Report all lines holding "Save".

☆ ☆ ☆ ☆ ☆

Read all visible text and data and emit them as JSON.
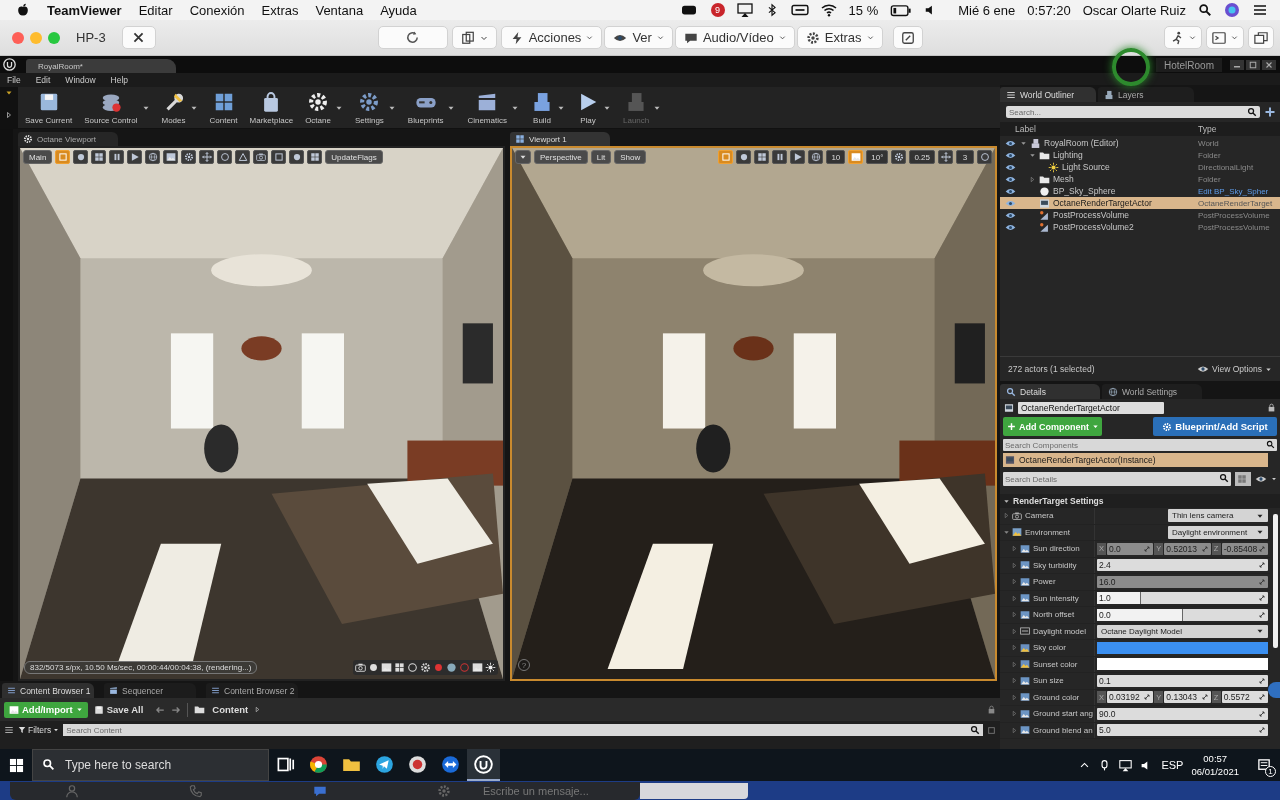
{
  "mac_menubar": {
    "app": "TeamViewer",
    "menus": [
      "Editar",
      "Conexión",
      "Extras",
      "Ventana",
      "Ayuda"
    ],
    "badge": "9",
    "battery": "15 %",
    "date": "Mié 6 ene",
    "time": "0:57:20",
    "user": "Oscar Olarte Ruiz"
  },
  "teamviewer_toolbar": {
    "title": "HP-3",
    "menus": [
      {
        "label": "Acciones"
      },
      {
        "label": "Ver"
      },
      {
        "label": "Audio/Vídeo"
      },
      {
        "label": "Extras"
      }
    ]
  },
  "editor": {
    "document_tabs": [
      {
        "label": "RoyalRoom*",
        "selected": true
      }
    ],
    "project": "HotelRoom",
    "menu": [
      "File",
      "Edit",
      "Window",
      "Help"
    ],
    "toolbar": [
      {
        "label": "Save Current",
        "dropdown": false,
        "disabled": false
      },
      {
        "label": "Source Control",
        "dropdown": true,
        "disabled": false
      },
      {
        "label": "Modes",
        "dropdown": true,
        "disabled": false
      },
      {
        "label": "Content",
        "dropdown": false,
        "disabled": false
      },
      {
        "label": "Marketplace",
        "dropdown": false,
        "disabled": false
      },
      {
        "label": "Octane",
        "dropdown": true,
        "disabled": false
      },
      {
        "label": "Settings",
        "dropdown": true,
        "disabled": false
      },
      {
        "label": "Blueprints",
        "dropdown": true,
        "disabled": false
      },
      {
        "label": "Cinematics",
        "dropdown": true,
        "disabled": false
      },
      {
        "label": "Build",
        "dropdown": true,
        "disabled": false
      },
      {
        "label": "Play",
        "dropdown": true,
        "disabled": false
      },
      {
        "label": "Launch",
        "dropdown": true,
        "disabled": true
      }
    ],
    "viewports": [
      {
        "tab": "Octane Viewport",
        "selected": false,
        "toolbar": [
          {
            "kind": "button",
            "label": "Main"
          },
          {
            "kind": "icon",
            "selected": true
          },
          {
            "kind": "icon",
            "selected": false
          },
          {
            "kind": "icon",
            "selected": false
          },
          {
            "kind": "icon",
            "selected": false
          },
          {
            "kind": "icon",
            "selected": false
          },
          {
            "kind": "icon",
            "selected": false
          },
          {
            "kind": "icon",
            "selected": false
          },
          {
            "kind": "icon",
            "selected": false
          },
          {
            "kind": "icon",
            "selected": false
          },
          {
            "kind": "icon",
            "selected": false
          },
          {
            "kind": "icon",
            "selected": false
          },
          {
            "kind": "icon",
            "selected": false
          },
          {
            "kind": "icon",
            "selected": false
          },
          {
            "kind": "icon",
            "selected": false
          },
          {
            "kind": "icon",
            "selected": false
          },
          {
            "kind": "button",
            "label": "UpdateFlags"
          }
        ],
        "status": "832/5073 s/px, 10.50 Ms/sec, 00:00:44/00:04:38, (rendering...)"
      },
      {
        "tab": "Viewport 1",
        "selected": true,
        "toolbar": [
          {
            "kind": "menu"
          },
          {
            "kind": "button",
            "label": "Perspective"
          },
          {
            "kind": "button",
            "label": "Lit"
          },
          {
            "kind": "button",
            "label": "Show"
          },
          {
            "kind": "spacer"
          },
          {
            "kind": "icon",
            "selected": true
          },
          {
            "kind": "icon",
            "selected": false
          },
          {
            "kind": "icon",
            "selected": false
          },
          {
            "kind": "icon",
            "selected": false
          },
          {
            "kind": "icon",
            "selected": false
          },
          {
            "kind": "icon",
            "selected": false
          },
          {
            "kind": "value",
            "label": "10"
          },
          {
            "kind": "icon",
            "selected": true
          },
          {
            "kind": "value",
            "label": "10°"
          },
          {
            "kind": "icon",
            "selected": false
          },
          {
            "kind": "value",
            "label": "0.25"
          },
          {
            "kind": "icon",
            "selected": false
          },
          {
            "kind": "value",
            "label": "3"
          },
          {
            "kind": "icon",
            "selected": false
          }
        ],
        "help": "?"
      }
    ],
    "world_outliner": {
      "tabs": [
        {
          "label": "World Outliner",
          "selected": true
        },
        {
          "label": "Layers",
          "selected": false
        }
      ],
      "search": {
        "placeholder": "Search..."
      },
      "columns": [
        "Label",
        "Type"
      ],
      "rows": [
        {
          "label": "RoyalRoom (Editor)",
          "type": "World",
          "kind": "world",
          "visible": true,
          "expanded": true,
          "selected": false,
          "type_link": false,
          "children": [
            {
              "label": "Lighting",
              "type": "Folder",
              "kind": "folder",
              "visible": true,
              "expanded": true,
              "selected": false,
              "type_link": false,
              "children": [
                {
                  "label": "Light Source",
                  "type": "DirectionalLight",
                  "kind": "light",
                  "visible": true,
                  "selected": false,
                  "type_link": false
                }
              ]
            },
            {
              "label": "Mesh",
              "type": "Folder",
              "kind": "folder",
              "visible": true,
              "expanded": false,
              "selected": false,
              "type_link": false
            },
            {
              "label": "BP_Sky_Sphere",
              "type": "Edit BP_Sky_Spher",
              "kind": "sphere",
              "visible": true,
              "selected": false,
              "type_link": true
            },
            {
              "label": "OctaneRenderTargetActor",
              "type": "OctaneRenderTarget",
              "kind": "actor",
              "visible": true,
              "selected": true,
              "type_link": false
            },
            {
              "label": "PostProcessVolume",
              "type": "PostProcessVolume",
              "kind": "volume",
              "visible": true,
              "selected": false,
              "type_link": false
            },
            {
              "label": "PostProcessVolume2",
              "type": "PostProcessVolume",
              "kind": "volume",
              "visible": true,
              "selected": false,
              "type_link": false
            }
          ]
        }
      ],
      "footer": "272 actors (1 selected)",
      "view_options": "View Options"
    },
    "details": {
      "tabs": [
        {
          "label": "Details",
          "selected": true
        },
        {
          "label": "World Settings",
          "selected": false
        }
      ],
      "name": "OctaneRenderTargetActor",
      "add_component": "Add Component",
      "blueprint": "Blueprint/Add Script",
      "search_components": {
        "placeholder": "Search Components"
      },
      "components": [
        {
          "label": "OctaneRenderTargetActor(Instance)",
          "selected": true
        }
      ],
      "search_details": {
        "placeholder": "Search Details"
      },
      "section": {
        "label": "RenderTarget Settings",
        "expanded": true
      },
      "properties": [
        {
          "label": "Camera",
          "kind": "dropdown",
          "value": "Thin lens camera",
          "expanded": false
        },
        {
          "label": "Environment",
          "kind": "dropdown",
          "value": "Daylight environment",
          "expanded": true,
          "children": [
            {
              "label": "Sun direction",
              "kind": "vector",
              "expanded": false,
              "disabled": true,
              "values": [
                {
                  "axis": "X",
                  "value": "0.0"
                },
                {
                  "axis": "Y",
                  "value": "0.52013"
                },
                {
                  "axis": "Z",
                  "value": "-0.85408"
                }
              ]
            },
            {
              "label": "Sky turbidity",
              "kind": "number",
              "expanded": false,
              "disabled": false,
              "value": "2.4"
            },
            {
              "label": "Power",
              "kind": "number",
              "expanded": false,
              "disabled": true,
              "value": "16.0"
            },
            {
              "label": "Sun intensity",
              "kind": "number",
              "expanded": false,
              "disabled": false,
              "value": "1.0",
              "level": 0.26
            },
            {
              "label": "North offset",
              "kind": "number",
              "expanded": false,
              "disabled": false,
              "value": "0.0",
              "level": 0.5
            },
            {
              "label": "Daylight model",
              "kind": "dropdown",
              "expanded": false,
              "value": "Octane Daylight Model"
            },
            {
              "label": "Sky color",
              "kind": "color",
              "expanded": false,
              "color": "#3b8ff0"
            },
            {
              "label": "Sunset color",
              "kind": "color",
              "expanded": false,
              "color": "#ffffff"
            },
            {
              "label": "Sun size",
              "kind": "number",
              "expanded": false,
              "disabled": false,
              "value": "0.1"
            },
            {
              "label": "Ground color",
              "kind": "vector",
              "expanded": false,
              "disabled": false,
              "values": [
                {
                  "axis": "X",
                  "value": "0.03192"
                },
                {
                  "axis": "Y",
                  "value": "0.13043"
                },
                {
                  "axis": "Z",
                  "value": "0.5572"
                }
              ]
            },
            {
              "label": "Ground start ang",
              "kind": "number",
              "expanded": false,
              "disabled": false,
              "value": "90.0"
            },
            {
              "label": "Ground blend an",
              "kind": "number",
              "expanded": false,
              "disabled": false,
              "value": "5.0"
            }
          ]
        }
      ]
    },
    "content_browser": {
      "tabs": [
        {
          "label": "Content Browser 1",
          "selected": true
        },
        {
          "label": "Sequencer",
          "selected": false
        },
        {
          "label": "Content Browser 2",
          "selected": false
        }
      ],
      "add_import": "Add/Import",
      "save_all": "Save All",
      "path": "Content",
      "filters": "Filters",
      "search": {
        "placeholder": "Search Content"
      }
    }
  },
  "taskbar": {
    "search": {
      "placeholder": "Type here to search"
    },
    "apps": [
      {
        "selected": false
      },
      {
        "selected": false
      },
      {
        "selected": false
      },
      {
        "selected": false
      },
      {
        "selected": false
      },
      {
        "selected": false
      },
      {
        "selected": true
      }
    ],
    "language": "ESP",
    "time": "00:57",
    "date": "06/01/2021",
    "notifications": "1"
  },
  "chat": {
    "placeholder": "Escribe un mensaje..."
  }
}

☆ ☆ ☆ ☆ ☆

▶ _FINISHED ANSWER_:
        "label": "Save Current",
      "save_all": "Save All",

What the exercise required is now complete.